Lift every line from the entries that includes the word "Basic".

--- RECORDS SHOWN ---

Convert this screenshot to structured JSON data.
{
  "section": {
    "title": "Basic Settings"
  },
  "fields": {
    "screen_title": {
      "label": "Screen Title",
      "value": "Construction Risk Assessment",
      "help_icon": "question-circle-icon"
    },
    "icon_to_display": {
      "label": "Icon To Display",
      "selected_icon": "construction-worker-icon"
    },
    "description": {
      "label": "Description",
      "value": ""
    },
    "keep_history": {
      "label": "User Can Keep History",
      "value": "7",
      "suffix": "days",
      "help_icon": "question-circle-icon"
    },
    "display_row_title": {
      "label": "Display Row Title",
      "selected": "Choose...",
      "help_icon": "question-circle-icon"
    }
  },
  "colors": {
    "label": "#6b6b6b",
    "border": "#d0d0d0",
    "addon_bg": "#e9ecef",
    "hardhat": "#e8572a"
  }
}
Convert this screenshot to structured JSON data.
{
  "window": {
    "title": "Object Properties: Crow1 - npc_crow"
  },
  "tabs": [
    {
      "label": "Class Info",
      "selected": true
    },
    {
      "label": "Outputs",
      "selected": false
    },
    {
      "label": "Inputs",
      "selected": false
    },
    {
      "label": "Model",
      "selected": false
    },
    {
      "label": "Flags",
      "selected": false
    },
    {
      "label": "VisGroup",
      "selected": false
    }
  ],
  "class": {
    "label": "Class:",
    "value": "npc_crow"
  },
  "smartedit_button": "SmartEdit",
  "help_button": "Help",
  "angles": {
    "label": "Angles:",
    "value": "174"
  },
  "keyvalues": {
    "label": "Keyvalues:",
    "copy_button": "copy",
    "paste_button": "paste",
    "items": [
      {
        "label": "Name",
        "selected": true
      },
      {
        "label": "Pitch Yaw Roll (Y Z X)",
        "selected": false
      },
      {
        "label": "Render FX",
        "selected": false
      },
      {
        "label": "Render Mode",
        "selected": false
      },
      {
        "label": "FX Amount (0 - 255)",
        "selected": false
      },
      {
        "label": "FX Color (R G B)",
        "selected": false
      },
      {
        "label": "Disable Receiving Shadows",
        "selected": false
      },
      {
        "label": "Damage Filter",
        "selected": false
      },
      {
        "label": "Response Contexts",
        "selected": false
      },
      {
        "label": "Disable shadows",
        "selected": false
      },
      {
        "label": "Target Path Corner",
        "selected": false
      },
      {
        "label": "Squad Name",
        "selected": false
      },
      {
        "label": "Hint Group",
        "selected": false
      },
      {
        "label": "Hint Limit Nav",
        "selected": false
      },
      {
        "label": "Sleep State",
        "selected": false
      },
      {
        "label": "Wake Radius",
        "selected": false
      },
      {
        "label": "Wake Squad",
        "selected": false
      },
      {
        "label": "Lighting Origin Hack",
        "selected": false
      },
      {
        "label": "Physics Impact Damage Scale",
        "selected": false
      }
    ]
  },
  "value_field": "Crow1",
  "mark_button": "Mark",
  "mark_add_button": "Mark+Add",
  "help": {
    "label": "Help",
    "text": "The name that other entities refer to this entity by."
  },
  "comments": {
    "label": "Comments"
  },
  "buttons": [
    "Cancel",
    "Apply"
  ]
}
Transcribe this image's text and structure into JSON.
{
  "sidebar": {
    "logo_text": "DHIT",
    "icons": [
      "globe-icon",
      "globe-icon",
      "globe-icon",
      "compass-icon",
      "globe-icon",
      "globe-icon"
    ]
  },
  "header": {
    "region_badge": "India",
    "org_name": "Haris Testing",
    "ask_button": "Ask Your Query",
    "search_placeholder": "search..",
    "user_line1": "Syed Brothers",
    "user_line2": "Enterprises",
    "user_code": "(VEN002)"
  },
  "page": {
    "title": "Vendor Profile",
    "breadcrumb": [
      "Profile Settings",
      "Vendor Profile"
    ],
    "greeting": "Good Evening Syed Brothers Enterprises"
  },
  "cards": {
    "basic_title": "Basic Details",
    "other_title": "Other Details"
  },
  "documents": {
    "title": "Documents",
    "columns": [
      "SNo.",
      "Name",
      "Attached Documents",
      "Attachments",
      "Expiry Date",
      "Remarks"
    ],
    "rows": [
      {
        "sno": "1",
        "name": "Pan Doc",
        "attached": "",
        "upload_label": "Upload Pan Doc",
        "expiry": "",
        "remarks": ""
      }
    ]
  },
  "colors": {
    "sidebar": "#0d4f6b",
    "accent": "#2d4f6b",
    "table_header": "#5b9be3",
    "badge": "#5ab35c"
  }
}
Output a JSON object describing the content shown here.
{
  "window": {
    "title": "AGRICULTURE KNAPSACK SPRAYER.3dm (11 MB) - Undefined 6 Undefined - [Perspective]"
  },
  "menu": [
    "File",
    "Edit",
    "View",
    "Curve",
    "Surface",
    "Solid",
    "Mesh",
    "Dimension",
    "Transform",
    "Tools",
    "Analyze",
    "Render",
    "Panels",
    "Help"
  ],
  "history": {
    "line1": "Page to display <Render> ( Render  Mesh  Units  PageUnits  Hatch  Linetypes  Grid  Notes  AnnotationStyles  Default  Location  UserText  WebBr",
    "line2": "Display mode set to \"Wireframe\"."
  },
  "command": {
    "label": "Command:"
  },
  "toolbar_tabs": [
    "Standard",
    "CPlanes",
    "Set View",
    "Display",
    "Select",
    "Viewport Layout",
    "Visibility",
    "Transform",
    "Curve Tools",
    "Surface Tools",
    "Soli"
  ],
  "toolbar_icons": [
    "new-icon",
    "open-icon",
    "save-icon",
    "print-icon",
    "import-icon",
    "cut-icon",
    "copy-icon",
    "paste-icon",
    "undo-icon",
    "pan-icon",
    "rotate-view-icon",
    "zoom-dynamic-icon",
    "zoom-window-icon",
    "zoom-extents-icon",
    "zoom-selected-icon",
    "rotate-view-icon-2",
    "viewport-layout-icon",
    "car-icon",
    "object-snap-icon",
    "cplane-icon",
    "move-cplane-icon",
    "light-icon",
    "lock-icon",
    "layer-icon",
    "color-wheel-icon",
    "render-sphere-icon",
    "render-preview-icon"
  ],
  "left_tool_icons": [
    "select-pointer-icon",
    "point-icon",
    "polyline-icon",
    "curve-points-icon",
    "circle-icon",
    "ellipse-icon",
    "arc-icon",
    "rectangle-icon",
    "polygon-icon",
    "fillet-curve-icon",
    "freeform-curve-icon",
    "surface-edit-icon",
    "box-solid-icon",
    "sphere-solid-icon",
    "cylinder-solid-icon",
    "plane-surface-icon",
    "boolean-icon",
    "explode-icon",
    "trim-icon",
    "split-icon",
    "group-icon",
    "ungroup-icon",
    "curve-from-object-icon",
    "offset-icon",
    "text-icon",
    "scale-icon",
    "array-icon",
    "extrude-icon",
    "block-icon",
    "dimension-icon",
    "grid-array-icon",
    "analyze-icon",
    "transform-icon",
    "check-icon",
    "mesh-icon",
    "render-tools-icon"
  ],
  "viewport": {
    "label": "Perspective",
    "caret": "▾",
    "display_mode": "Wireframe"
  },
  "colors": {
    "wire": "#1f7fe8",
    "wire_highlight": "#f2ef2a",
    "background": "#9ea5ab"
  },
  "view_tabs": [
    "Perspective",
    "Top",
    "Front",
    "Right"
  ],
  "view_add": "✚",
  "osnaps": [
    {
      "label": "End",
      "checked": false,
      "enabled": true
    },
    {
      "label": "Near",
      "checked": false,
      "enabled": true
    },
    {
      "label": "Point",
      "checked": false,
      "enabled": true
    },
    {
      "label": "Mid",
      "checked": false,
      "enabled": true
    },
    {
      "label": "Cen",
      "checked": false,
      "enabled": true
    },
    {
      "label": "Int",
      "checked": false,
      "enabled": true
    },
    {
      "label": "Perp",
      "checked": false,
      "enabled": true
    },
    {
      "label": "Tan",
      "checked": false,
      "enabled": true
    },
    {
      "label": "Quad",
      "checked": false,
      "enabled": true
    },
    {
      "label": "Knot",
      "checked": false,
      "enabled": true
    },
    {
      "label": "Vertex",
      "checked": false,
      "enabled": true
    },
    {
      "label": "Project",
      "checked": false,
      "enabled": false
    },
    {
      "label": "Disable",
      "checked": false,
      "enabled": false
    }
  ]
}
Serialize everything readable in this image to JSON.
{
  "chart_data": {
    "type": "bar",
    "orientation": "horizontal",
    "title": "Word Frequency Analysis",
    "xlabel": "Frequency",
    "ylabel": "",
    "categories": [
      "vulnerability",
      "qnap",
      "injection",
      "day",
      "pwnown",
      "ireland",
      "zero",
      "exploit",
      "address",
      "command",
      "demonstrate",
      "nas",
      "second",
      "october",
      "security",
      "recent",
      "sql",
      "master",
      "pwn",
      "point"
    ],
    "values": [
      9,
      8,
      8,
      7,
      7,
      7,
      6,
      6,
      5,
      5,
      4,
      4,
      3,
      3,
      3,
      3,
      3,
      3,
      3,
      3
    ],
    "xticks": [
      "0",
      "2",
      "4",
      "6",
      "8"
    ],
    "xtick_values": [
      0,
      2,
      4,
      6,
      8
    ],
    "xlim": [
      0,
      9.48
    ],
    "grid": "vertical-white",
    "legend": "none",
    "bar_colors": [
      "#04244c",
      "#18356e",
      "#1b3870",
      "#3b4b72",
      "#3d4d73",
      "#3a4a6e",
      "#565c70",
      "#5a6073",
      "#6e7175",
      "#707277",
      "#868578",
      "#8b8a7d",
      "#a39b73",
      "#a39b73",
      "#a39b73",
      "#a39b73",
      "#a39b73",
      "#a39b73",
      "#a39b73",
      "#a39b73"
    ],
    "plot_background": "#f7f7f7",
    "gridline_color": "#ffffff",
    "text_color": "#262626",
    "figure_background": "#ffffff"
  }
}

---

THE OUTPUT:
    "title": "Basic Settings"
    "basic_title": "Basic Details",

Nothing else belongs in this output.